---------- Dataset rows ----------

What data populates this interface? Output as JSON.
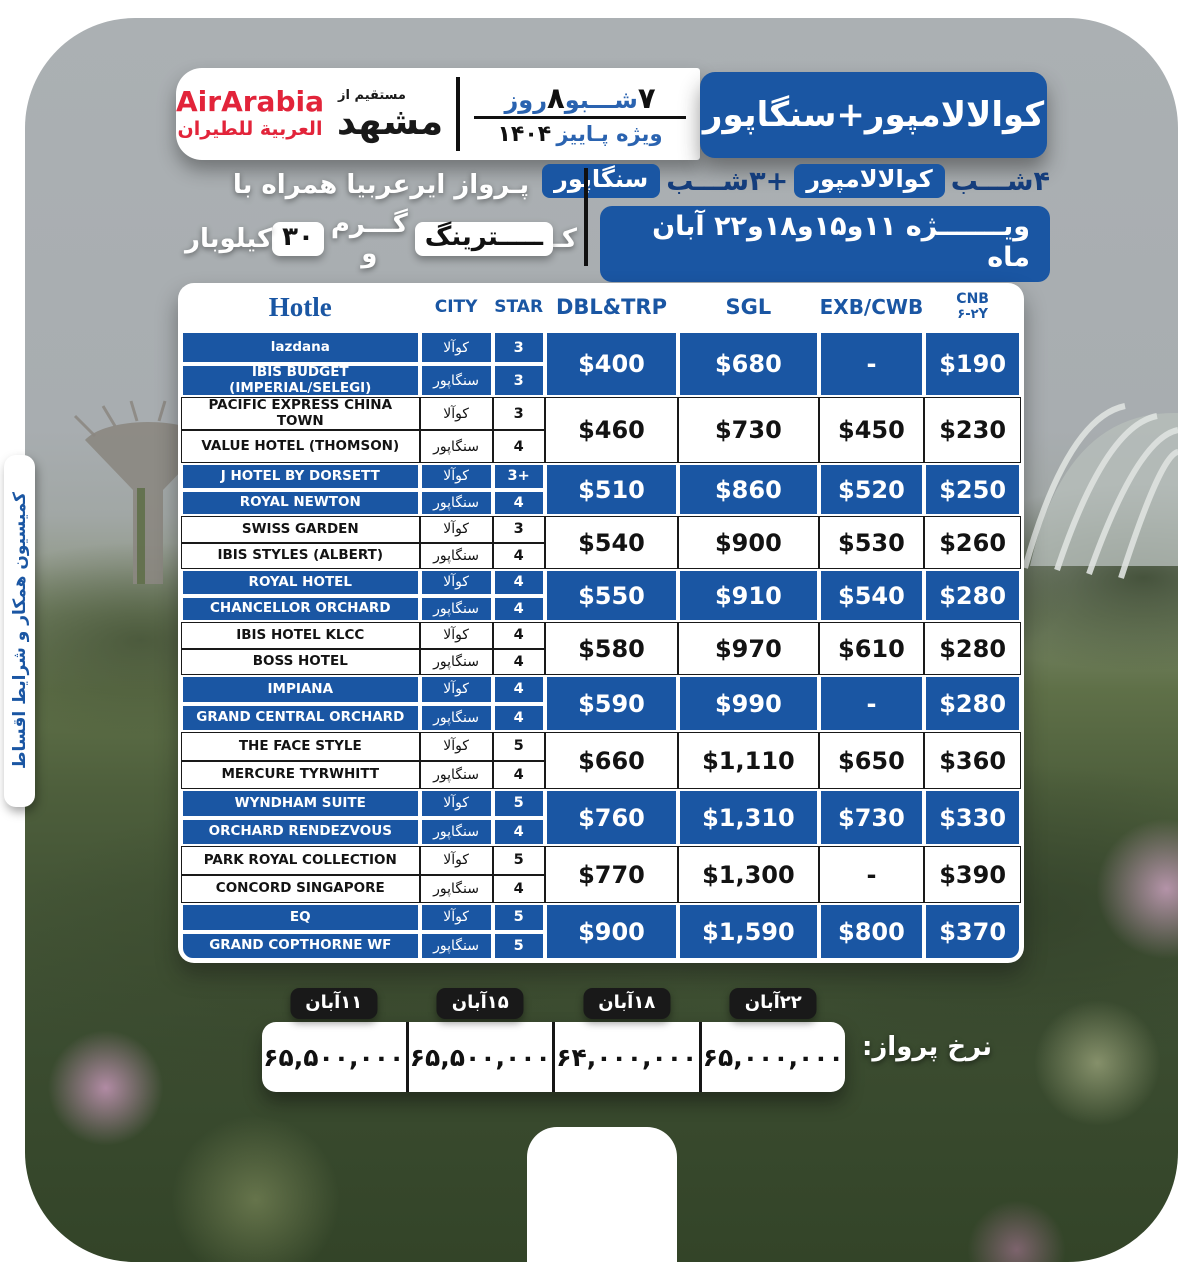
{
  "header": {
    "title": "کوالالامپور+سنگاپور",
    "duration": {
      "n1": "۷",
      "w1": "شـــبو",
      "n2": "۸",
      "w2": "روز"
    },
    "season_label": "ویژه پـاییز",
    "season_year": "۱۴۰۴",
    "origin_label": "مستقیم از",
    "origin_city": "مشهد",
    "airline_en": "AirArabia",
    "airline_ar": "العربية للطيران"
  },
  "infobar": {
    "r1_a": "۴شـــب",
    "r1_pill1": "کوالالامپور",
    "r1_b": "+۳شـــب",
    "r1_pill2": "سنگاپور",
    "r2": "ویـــــــژه ۱۱و۱۵و۱۸و۲۲ آبان ماه",
    "l1": "پـرواز ایرعربیا همراه با",
    "l2_k": "کـ",
    "l2_pill1": "ـــــترینگ",
    "l2_mid": "گـــرم و",
    "l2_pill2": "۳۰",
    "l2_tail": "کیلوبار"
  },
  "side_tab": {
    "text": "کمیسیون همکار و شرایط اقساط"
  },
  "table": {
    "headers": {
      "hotel": "Hotle",
      "city": "CITY",
      "star": "STAR",
      "dbl": "DBL&TRP",
      "sgl": "SGL",
      "exb": "EXB/CWB",
      "cnb1": "CNB",
      "cnb2": "۶-۲Y"
    },
    "groups": [
      {
        "style": "blue",
        "rows": [
          {
            "hotel": "lazdana",
            "city": "کوآلا",
            "star": "3"
          },
          {
            "hotel": "IBIS BUDGET (IMPERIAL/SELEGI)",
            "city": "سنگاپور",
            "star": "3"
          }
        ],
        "dbl": "$400",
        "sgl": "$680",
        "exb": "-",
        "cnb": "$190"
      },
      {
        "style": "white",
        "rows": [
          {
            "hotel": "PACIFIC EXPRESS CHINA TOWN",
            "city": "کوآلا",
            "star": "3"
          },
          {
            "hotel": "VALUE HOTEL (THOMSON)",
            "city": "سنگاپور",
            "star": "4"
          }
        ],
        "dbl": "$460",
        "sgl": "$730",
        "exb": "$450",
        "cnb": "$230"
      },
      {
        "style": "blue",
        "rows": [
          {
            "hotel": "J HOTEL BY DORSETT",
            "city": "کوآلا",
            "star": "3+"
          },
          {
            "hotel": "ROYAL NEWTON",
            "city": "سنگاپور",
            "star": "4"
          }
        ],
        "dbl": "$510",
        "sgl": "$860",
        "exb": "$520",
        "cnb": "$250"
      },
      {
        "style": "white",
        "rows": [
          {
            "hotel": "SWISS GARDEN",
            "city": "کوآلا",
            "star": "3"
          },
          {
            "hotel": "IBIS STYLES (ALBERT)",
            "city": "سنگاپور",
            "star": "4"
          }
        ],
        "dbl": "$540",
        "sgl": "$900",
        "exb": "$530",
        "cnb": "$260"
      },
      {
        "style": "blue",
        "rows": [
          {
            "hotel": "ROYAL HOTEL",
            "city": "کوآلا",
            "star": "4"
          },
          {
            "hotel": "CHANCELLOR ORCHARD",
            "city": "سنگاپور",
            "star": "4"
          }
        ],
        "dbl": "$550",
        "sgl": "$910",
        "exb": "$540",
        "cnb": "$280"
      },
      {
        "style": "white",
        "rows": [
          {
            "hotel": "IBIS HOTEL KLCC",
            "city": "کوآلا",
            "star": "4"
          },
          {
            "hotel": "BOSS HOTEL",
            "city": "سنگاپور",
            "star": "4"
          }
        ],
        "dbl": "$580",
        "sgl": "$970",
        "exb": "$610",
        "cnb": "$280"
      },
      {
        "style": "blue",
        "rows": [
          {
            "hotel": "IMPIANA",
            "city": "کوآلا",
            "star": "4"
          },
          {
            "hotel": "GRAND CENTRAL ORCHARD",
            "city": "سنگاپور",
            "star": "4"
          }
        ],
        "dbl": "$590",
        "sgl": "$990",
        "exb": "-",
        "cnb": "$280"
      },
      {
        "style": "white",
        "rows": [
          {
            "hotel": "THE FACE STYLE",
            "city": "کوآلا",
            "star": "5"
          },
          {
            "hotel": "MERCURE TYRWHITT",
            "city": "سنگاپور",
            "star": "4"
          }
        ],
        "dbl": "$660",
        "sgl": "$1,110",
        "exb": "$650",
        "cnb": "$360"
      },
      {
        "style": "blue",
        "rows": [
          {
            "hotel": "WYNDHAM SUITE",
            "city": "کوآلا",
            "star": "5"
          },
          {
            "hotel": "ORCHARD RENDEZVOUS",
            "city": "سنگاپور",
            "star": "4"
          }
        ],
        "dbl": "$760",
        "sgl": "$1,310",
        "exb": "$730",
        "cnb": "$330"
      },
      {
        "style": "white",
        "rows": [
          {
            "hotel": "PARK ROYAL COLLECTION",
            "city": "کوآلا",
            "star": "5"
          },
          {
            "hotel": "CONCORD SINGAPORE",
            "city": "سنگاپور",
            "star": "4"
          }
        ],
        "dbl": "$770",
        "sgl": "$1,300",
        "exb": "-",
        "cnb": "$390"
      },
      {
        "style": "blue",
        "rows": [
          {
            "hotel": "EQ",
            "city": "کوآلا",
            "star": "5"
          },
          {
            "hotel": "GRAND COPTHORNE WF",
            "city": "سنگاپور",
            "star": "5"
          }
        ],
        "dbl": "$900",
        "sgl": "$1,590",
        "exb": "$800",
        "cnb": "$370"
      }
    ]
  },
  "flight": {
    "label": "نرخ پرواز:",
    "items": [
      {
        "date": "۱۱آبان",
        "price": "۶۵,۵۰۰,۰۰۰"
      },
      {
        "date": "۱۵آبان",
        "price": "۶۵,۵۰۰,۰۰۰"
      },
      {
        "date": "۱۸آبان",
        "price": "۶۴,۰۰۰,۰۰۰"
      },
      {
        "date": "۲۲آبان",
        "price": "۶۵,۰۰۰,۰۰۰"
      }
    ]
  },
  "colors": {
    "accent_blue": "#1a56a3",
    "navy_text": "#143d7c",
    "airline_red": "#e2243a",
    "tab_black": "#191919"
  }
}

----------

What you should do =>
Read through the data and copy every line where "IBIS" shows up.

Completed exercise =>
            "hotel": "IBIS BUDGET (IMPERIAL/SELEGI)",
            "hotel": "IBIS STYLES (ALBERT)",
            "hotel": "IBIS HOTEL KLCC",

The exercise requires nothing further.